» What you will do: Exactly as they appear, output all of the records. Skip any images.

═══

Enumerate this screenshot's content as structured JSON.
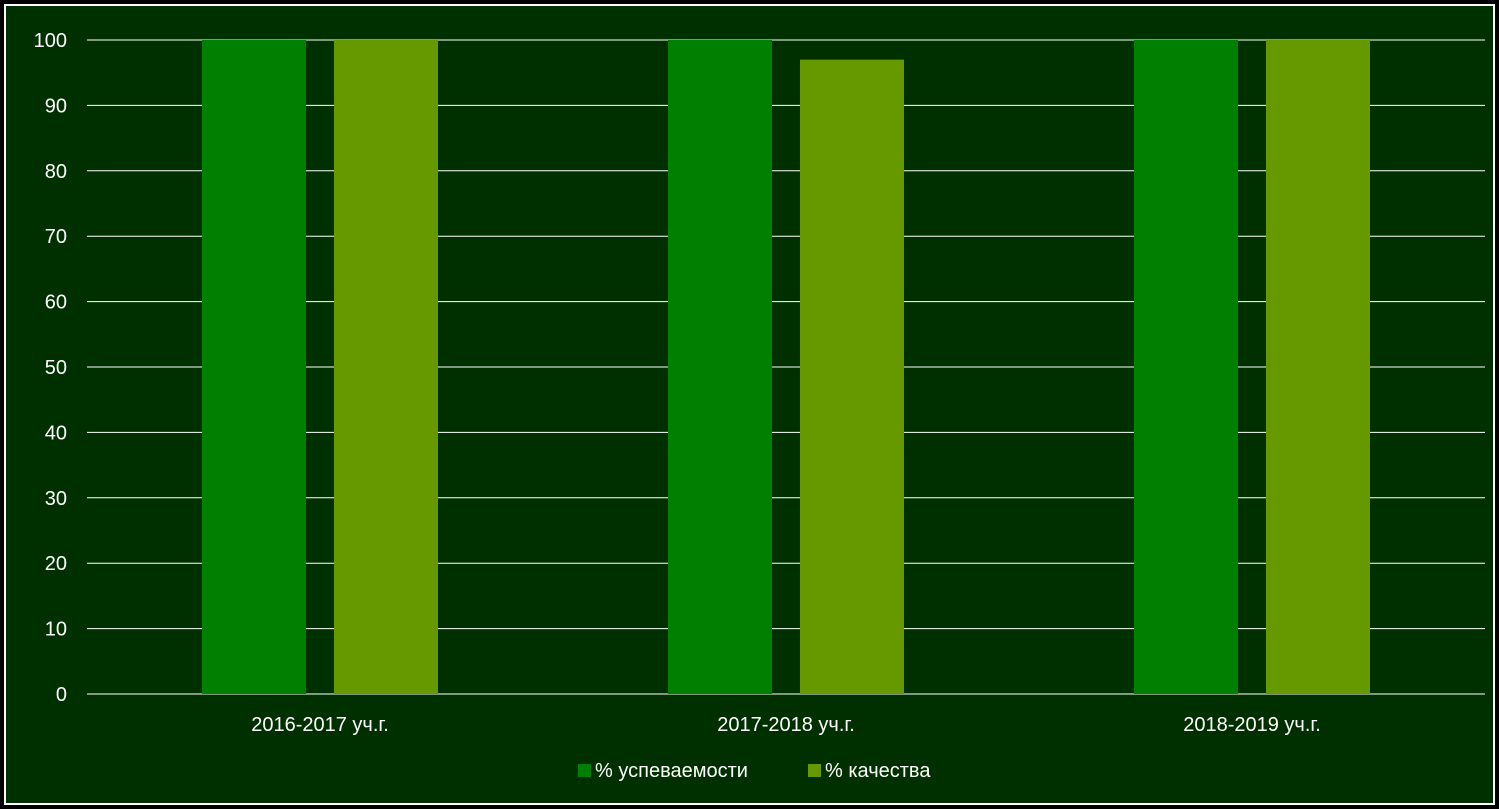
{
  "colors": {
    "background": "#003000",
    "frame": "#ffffff",
    "grid": "#ffffff",
    "text": "#ffffff",
    "series_1": "#007f00",
    "series_2": "#669900"
  },
  "chart_data": {
    "type": "bar",
    "title": "",
    "xlabel": "",
    "ylabel": "",
    "categories": [
      "2016-2017 уч.г.",
      "2017-2018 уч.г.",
      "2018-2019 уч.г."
    ],
    "series": [
      {
        "name": "% успеваемости",
        "values": [
          100,
          100,
          100
        ],
        "color": "#007f00"
      },
      {
        "name": "% качества",
        "values": [
          100,
          97,
          100
        ],
        "color": "#669900"
      }
    ],
    "ylim": [
      0,
      100
    ],
    "yticks": [
      "0",
      "10",
      "20",
      "30",
      "40",
      "50",
      "60",
      "70",
      "80",
      "90",
      "100"
    ],
    "grid": true,
    "legend_position": "bottom"
  }
}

═══

» Task solution:
Enumerate this screenshot's content as structured JSON.
{
  "colors": {
    "background": "#003000",
    "frame": "#ffffff",
    "grid": "#ffffff",
    "text": "#ffffff",
    "series_1": "#007f00",
    "series_2": "#669900"
  },
  "chart_data": {
    "type": "bar",
    "title": "",
    "xlabel": "",
    "ylabel": "",
    "categories": [
      "2016-2017 уч.г.",
      "2017-2018 уч.г.",
      "2018-2019 уч.г."
    ],
    "series": [
      {
        "name": "% успеваемости",
        "values": [
          100,
          100,
          100
        ],
        "color": "#007f00"
      },
      {
        "name": "% качества",
        "values": [
          100,
          97,
          100
        ],
        "color": "#669900"
      }
    ],
    "ylim": [
      0,
      100
    ],
    "yticks": [
      "0",
      "10",
      "20",
      "30",
      "40",
      "50",
      "60",
      "70",
      "80",
      "90",
      "100"
    ],
    "grid": true,
    "legend_position": "bottom"
  }
}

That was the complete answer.